◆ RAW DATA ◆
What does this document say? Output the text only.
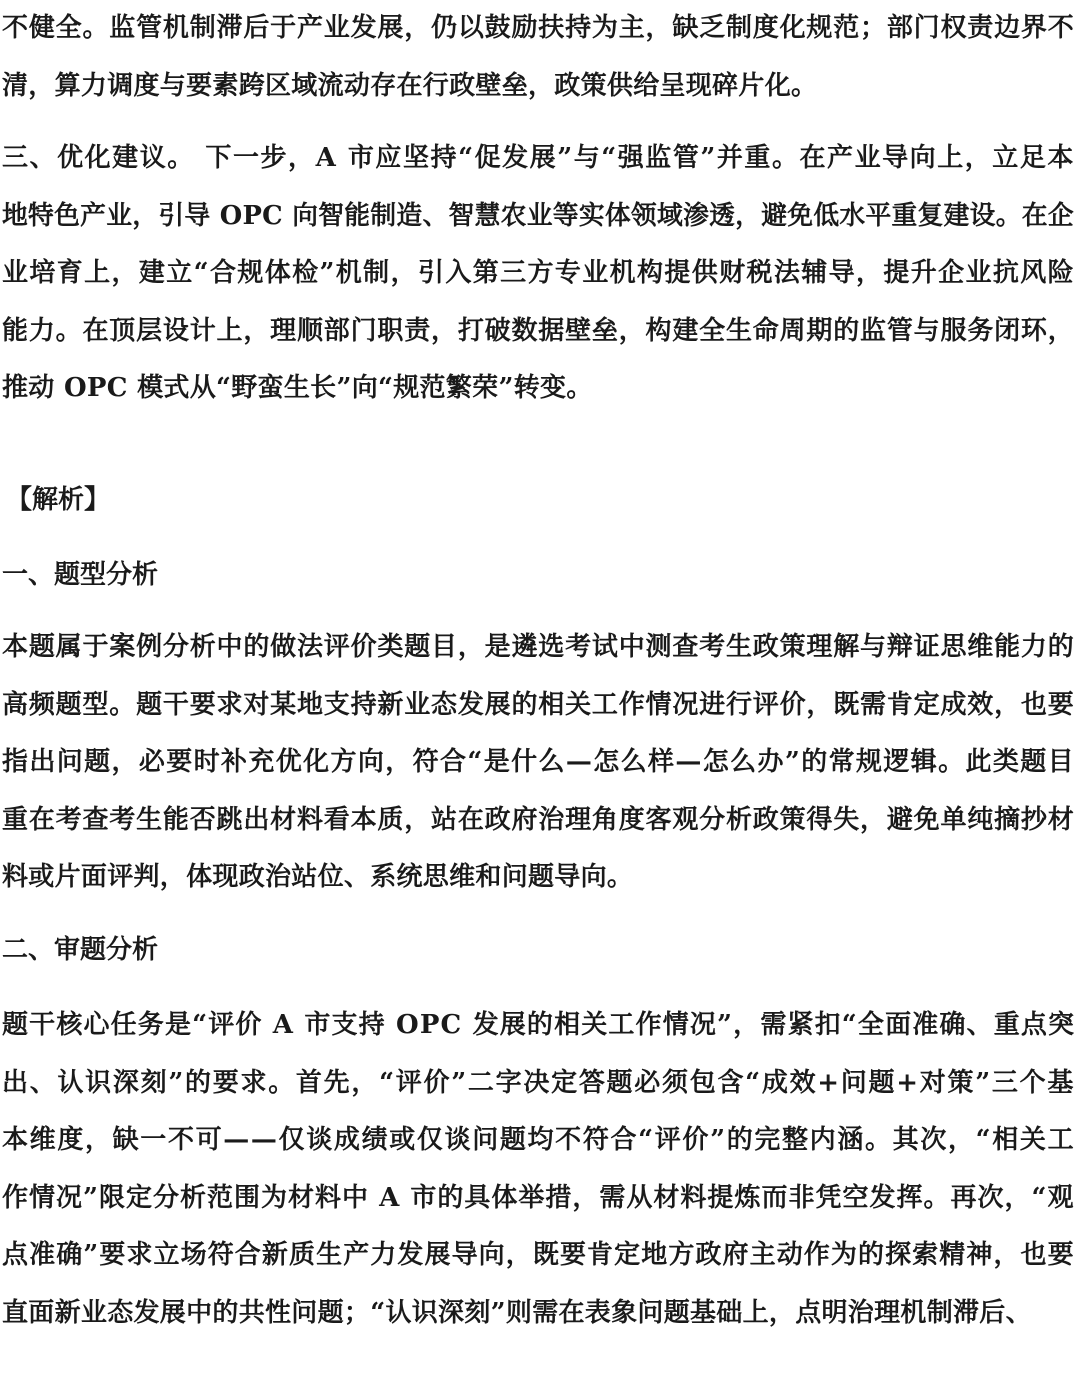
不健全。监管机制滞后于产业发展，仍以鼓励扶持为主，缺乏制度化规范；部门权责边界不
清，算力调度与要素跨区域流动存在行政壁垒，政策供给呈现碎片化。

三、优化建议。 下一步，A 市应坚持“促发展”与“强监管”并重。在产业导向上，立足本
地特色产业，引导 OPC 向智能制造、智慧农业等实体领域渗透，避免低水平重复建设。在企
业培育上，建立“合规体检”机制，引入第三方专业机构提供财税法辅导，提升企业抗风险
能力。在顶层设计上，理顺部门职责，打破数据壁垒，构建全生命周期的监管与服务闭环，
推动 OPC 模式从“野蛮生长”向“规范繁荣”转变。

【解析】
一、题型分析

本题属于案例分析中的做法评价类题目，是遴选考试中测查考生政策理解与辩证思维能力的
高频题型。题干要求对某地支持新业态发展的相关工作情况进行评价，既需肯定成效，也要
指出问题，必要时补充优化方向，符合“是什么—怎么样—怎么办”的常规逻辑。此类题目
重在考查考生能否跳出材料看本质，站在政府治理角度客观分析政策得失，避免单纯摘抄材
料或片面评判，体现政治站位、系统思维和问题导向。

二、审题分析

题干核心任务是“评价 A 市支持 OPC 发展的相关工作情况”，需紧扣“全面准确、重点突
出、认识深刻”的要求。首先，“评价”二字决定答题必须包含“成效+问题+对策”三个基
本维度，缺一不可——仅谈成绩或仅谈问题均不符合“评价”的完整内涵。其次，“相关工
作情况”限定分析范围为材料中 A 市的具体举措，需从材料提炼而非凭空发挥。再次，“观
点准确”要求立场符合新质生产力发展导向，既要肯定地方政府主动作为的探索精神，也要
直面新业态发展中的共性问题；“认识深刻”则需在表象问题基础上，点明治理机制滞后、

◆ WORK TO BE COMPLETED ◆
Return the listing above in full and without alteration, excluding its pictures.

◆ ANSWER FOR THE TASK ◆
What does this document say? Output the text only.
不健全。监管机制滞后于产业发展，仍以鼓励扶持为主，缺乏制度化规范；部门权责边界不
清，算力调度与要素跨区域流动存在行政壁垒，政策供给呈现碎片化。

三、优化建议。 下一步，A 市应坚持“促发展”与“强监管”并重。在产业导向上，立足本
地特色产业，引导 OPC 向智能制造、智慧农业等实体领域渗透，避免低水平重复建设。在企
业培育上，建立“合规体检”机制，引入第三方专业机构提供财税法辅导，提升企业抗风险
能力。在顶层设计上，理顺部门职责，打破数据壁垒，构建全生命周期的监管与服务闭环，
推动 OPC 模式从“野蛮生长”向“规范繁荣”转变。

【解析】
一、题型分析

本题属于案例分析中的做法评价类题目，是遴选考试中测查考生政策理解与辩证思维能力的
高频题型。题干要求对某地支持新业态发展的相关工作情况进行评价，既需肯定成效，也要
指出问题，必要时补充优化方向，符合“是什么—怎么样—怎么办”的常规逻辑。此类题目
重在考查考生能否跳出材料看本质，站在政府治理角度客观分析政策得失，避免单纯摘抄材
料或片面评判，体现政治站位、系统思维和问题导向。

二、审题分析

题干核心任务是“评价 A 市支持 OPC 发展的相关工作情况”，需紧扣“全面准确、重点突
出、认识深刻”的要求。首先，“评价”二字决定答题必须包含“成效+问题+对策”三个基
本维度，缺一不可——仅谈成绩或仅谈问题均不符合“评价”的完整内涵。其次，“相关工
作情况”限定分析范围为材料中 A 市的具体举措，需从材料提炼而非凭空发挥。再次，“观
点准确”要求立场符合新质生产力发展导向，既要肯定地方政府主动作为的探索精神，也要
直面新业态发展中的共性问题；“认识深刻”则需在表象问题基础上，点明治理机制滞后、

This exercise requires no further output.